__THE EXERCISE__
Retype the material word for word.

__MATERIAL PROVIDED__
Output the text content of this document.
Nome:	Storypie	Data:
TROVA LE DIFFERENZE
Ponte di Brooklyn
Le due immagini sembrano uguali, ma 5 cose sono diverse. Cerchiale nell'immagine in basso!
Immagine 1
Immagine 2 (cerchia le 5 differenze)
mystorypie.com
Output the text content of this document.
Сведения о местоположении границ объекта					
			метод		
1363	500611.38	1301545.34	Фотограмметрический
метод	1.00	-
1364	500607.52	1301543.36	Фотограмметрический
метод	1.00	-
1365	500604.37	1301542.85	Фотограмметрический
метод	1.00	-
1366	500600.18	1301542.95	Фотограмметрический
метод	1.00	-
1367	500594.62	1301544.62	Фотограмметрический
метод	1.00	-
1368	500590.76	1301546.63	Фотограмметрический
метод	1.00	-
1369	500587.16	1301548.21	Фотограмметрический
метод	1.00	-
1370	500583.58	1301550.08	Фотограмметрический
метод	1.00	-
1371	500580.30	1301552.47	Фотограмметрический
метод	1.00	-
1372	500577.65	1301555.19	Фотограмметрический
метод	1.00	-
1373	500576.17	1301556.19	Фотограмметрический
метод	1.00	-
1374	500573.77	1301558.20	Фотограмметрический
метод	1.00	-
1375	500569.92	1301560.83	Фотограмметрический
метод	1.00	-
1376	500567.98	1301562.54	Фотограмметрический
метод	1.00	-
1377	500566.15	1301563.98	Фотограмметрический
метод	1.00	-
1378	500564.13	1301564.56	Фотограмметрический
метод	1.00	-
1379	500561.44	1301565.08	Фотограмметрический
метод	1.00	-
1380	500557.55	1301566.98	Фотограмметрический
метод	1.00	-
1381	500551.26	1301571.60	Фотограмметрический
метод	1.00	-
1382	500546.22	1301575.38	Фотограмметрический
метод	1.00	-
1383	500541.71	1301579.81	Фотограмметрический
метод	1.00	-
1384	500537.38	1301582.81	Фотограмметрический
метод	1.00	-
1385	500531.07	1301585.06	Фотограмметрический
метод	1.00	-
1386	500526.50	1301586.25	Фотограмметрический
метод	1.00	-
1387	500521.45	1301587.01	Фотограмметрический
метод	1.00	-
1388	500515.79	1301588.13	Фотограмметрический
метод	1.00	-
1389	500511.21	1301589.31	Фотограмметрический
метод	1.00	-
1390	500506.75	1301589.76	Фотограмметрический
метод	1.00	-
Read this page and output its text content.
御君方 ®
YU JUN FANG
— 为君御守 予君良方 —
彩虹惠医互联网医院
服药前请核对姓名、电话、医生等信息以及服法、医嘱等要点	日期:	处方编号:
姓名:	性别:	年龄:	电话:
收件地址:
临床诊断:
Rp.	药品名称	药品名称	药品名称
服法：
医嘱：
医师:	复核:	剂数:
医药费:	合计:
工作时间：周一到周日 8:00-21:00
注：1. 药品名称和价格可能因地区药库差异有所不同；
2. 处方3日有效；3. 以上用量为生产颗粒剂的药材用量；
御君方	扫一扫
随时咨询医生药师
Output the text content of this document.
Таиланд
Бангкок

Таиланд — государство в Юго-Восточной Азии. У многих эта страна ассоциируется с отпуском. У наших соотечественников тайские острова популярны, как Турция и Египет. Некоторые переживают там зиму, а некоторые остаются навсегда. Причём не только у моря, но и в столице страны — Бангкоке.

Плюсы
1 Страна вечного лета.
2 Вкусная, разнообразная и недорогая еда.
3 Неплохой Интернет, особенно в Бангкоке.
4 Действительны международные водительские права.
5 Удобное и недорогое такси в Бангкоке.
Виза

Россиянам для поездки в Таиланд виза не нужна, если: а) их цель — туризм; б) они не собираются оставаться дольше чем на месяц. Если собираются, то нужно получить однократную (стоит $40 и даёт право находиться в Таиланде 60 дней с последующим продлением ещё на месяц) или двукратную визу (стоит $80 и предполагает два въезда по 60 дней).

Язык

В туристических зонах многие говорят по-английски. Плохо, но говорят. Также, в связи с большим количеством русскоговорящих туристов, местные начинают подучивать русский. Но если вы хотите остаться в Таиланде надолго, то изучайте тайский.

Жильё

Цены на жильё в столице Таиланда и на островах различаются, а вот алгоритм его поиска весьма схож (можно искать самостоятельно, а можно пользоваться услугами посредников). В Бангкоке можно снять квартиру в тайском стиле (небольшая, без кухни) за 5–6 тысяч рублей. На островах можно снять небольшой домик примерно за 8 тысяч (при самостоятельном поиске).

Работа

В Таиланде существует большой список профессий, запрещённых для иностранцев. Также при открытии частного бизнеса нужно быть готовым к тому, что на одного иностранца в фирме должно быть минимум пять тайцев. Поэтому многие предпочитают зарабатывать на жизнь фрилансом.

__WRITTEN RESPONSE__
Output the text content of this document.
Nome:	Storypie	Data:
TROVA LE DIFFERENZE
Ponte di Brooklyn
Le due immagini sembrano uguali, ma 5 cose sono diverse. Cerchiale nell'immagine in basso!
Immagine 1
Immagine 2 (cerchia le 5 differenze)
mystorypie.com
Output the text content of this document.
Сведения о местоположении границ объекта					
			метод		
1363	500611.38	1301545.34	Фотограмметрический
метод	1.00	-
1364	500607.52	1301543.36	Фотограмметрический
метод	1.00	-
1365	500604.37	1301542.85	Фотограмметрический
метод	1.00	-
1366	500600.18	1301542.95	Фотограмметрический
метод	1.00	-
1367	500594.62	1301544.62	Фотограмметрический
метод	1.00	-
1368	500590.76	1301546.63	Фотограмметрический
метод	1.00	-
1369	500587.16	1301548.21	Фотограмметрический
метод	1.00	-
1370	500583.58	1301550.08	Фотограмметрический
метод	1.00	-
1371	500580.30	1301552.47	Фотограмметрический
метод	1.00	-
1372	500577.65	1301555.19	Фотограмметрический
метод	1.00	-
1373	500576.17	1301556.19	Фотограмметрический
метод	1.00	-
1374	500573.77	1301558.20	Фотограмметрический
метод	1.00	-
1375	500569.92	1301560.83	Фотограмметрический
метод	1.00	-
1376	500567.98	1301562.54	Фотограмметрический
метод	1.00	-
1377	500566.15	1301563.98	Фотограмметрический
метод	1.00	-
1378	500564.13	1301564.56	Фотограмметрический
метод	1.00	-
1379	500561.44	1301565.08	Фотограмметрический
метод	1.00	-
1380	500557.55	1301566.98	Фотограмметрический
метод	1.00	-
1381	500551.26	1301571.60	Фотограмметрический
метод	1.00	-
1382	500546.22	1301575.38	Фотограмметрический
метод	1.00	-
1383	500541.71	1301579.81	Фотограмметрический
метод	1.00	-
1384	500537.38	1301582.81	Фотограмметрический
метод	1.00	-
1385	500531.07	1301585.06	Фотограмметрический
метод	1.00	-
1386	500526.50	1301586.25	Фотограмметрический
метод	1.00	-
1387	500521.45	1301587.01	Фотограмметрический
метод	1.00	-
1388	500515.79	1301588.13	Фотограмметрический
метод	1.00	-
1389	500511.21	1301589.31	Фотограмметрический
метод	1.00	-
1390	500506.75	1301589.76	Фотограмметрический
метод	1.00	-
Read this page and output its text content.
御君方 ®
YU JUN FANG
— 为君御守 予君良方 —
彩虹惠医互联网医院
服药前请核对姓名、电话、医生等信息以及服法、医嘱等要点	日期:	处方编号:
姓名:	性别:	年龄:	电话:
收件地址:
临床诊断:
Rp.	药品名称	药品名称	药品名称
服法：
医嘱：
医师:	复核:	剂数:
医药费:	合计:
工作时间：周一到周日 8:00-21:00
注：1. 药品名称和价格可能因地区药库差异有所不同；
2. 处方3日有效；3. 以上用量为生产颗粒剂的药材用量；
御君方	扫一扫
随时咨询医生药师
Output the text content of this document.
Таиланд
Бангкок

Таиланд — государство в Юго-Восточной Азии. У многих эта страна ассоциируется с отпуском. У наших соотечественников тайские острова популярны, как Турция и Египет. Некоторые переживают там зиму, а некоторые остаются навсегда. Причём не только у моря, но и в столице страны — Бангкоке.

Плюсы
1 Страна вечного лета.
2 Вкусная, разнообразная и недорогая еда.
3 Неплохой Интернет, особенно в Бангкоке.
4 Действительны международные водительские права.
5 Удобное и недорогое такси в Бангкоке.
Виза

Россиянам для поездки в Таиланд виза не нужна, если: а) их цель — туризм; б) они не собираются оставаться дольше чем на месяц. Если собираются, то нужно получить однократную (стоит $40 и даёт право находиться в Таиланде 60 дней с последующим продлением ещё на месяц) или двукратную визу (стоит $80 и предполагает два въезда по 60 дней).

Язык

В туристических зонах многие говорят по-английски. Плохо, но говорят. Также, в связи с большим количеством русскоговорящих туристов, местные начинают подучивать русский. Но если вы хотите остаться в Таиланде надолго, то изучайте тайский.

Жильё

Цены на жильё в столице Таиланда и на островах различаются, а вот алгоритм его поиска весьма схож (можно искать самостоятельно, а можно пользоваться услугами посредников). В Бангкоке можно снять квартиру в тайском стиле (небольшая, без кухни) за 5–6 тысяч рублей. На островах можно снять небольшой домик примерно за 8 тысяч (при самостоятельном поиске).

Работа

В Таиланде существует большой список профессий, запрещённых для иностранцев. Также при открытии частного бизнеса нужно быть готовым к тому, что на одного иностранца в фирме должно быть минимум пять тайцев. Поэтому многие предпочитают зарабатывать на жизнь фрилансом.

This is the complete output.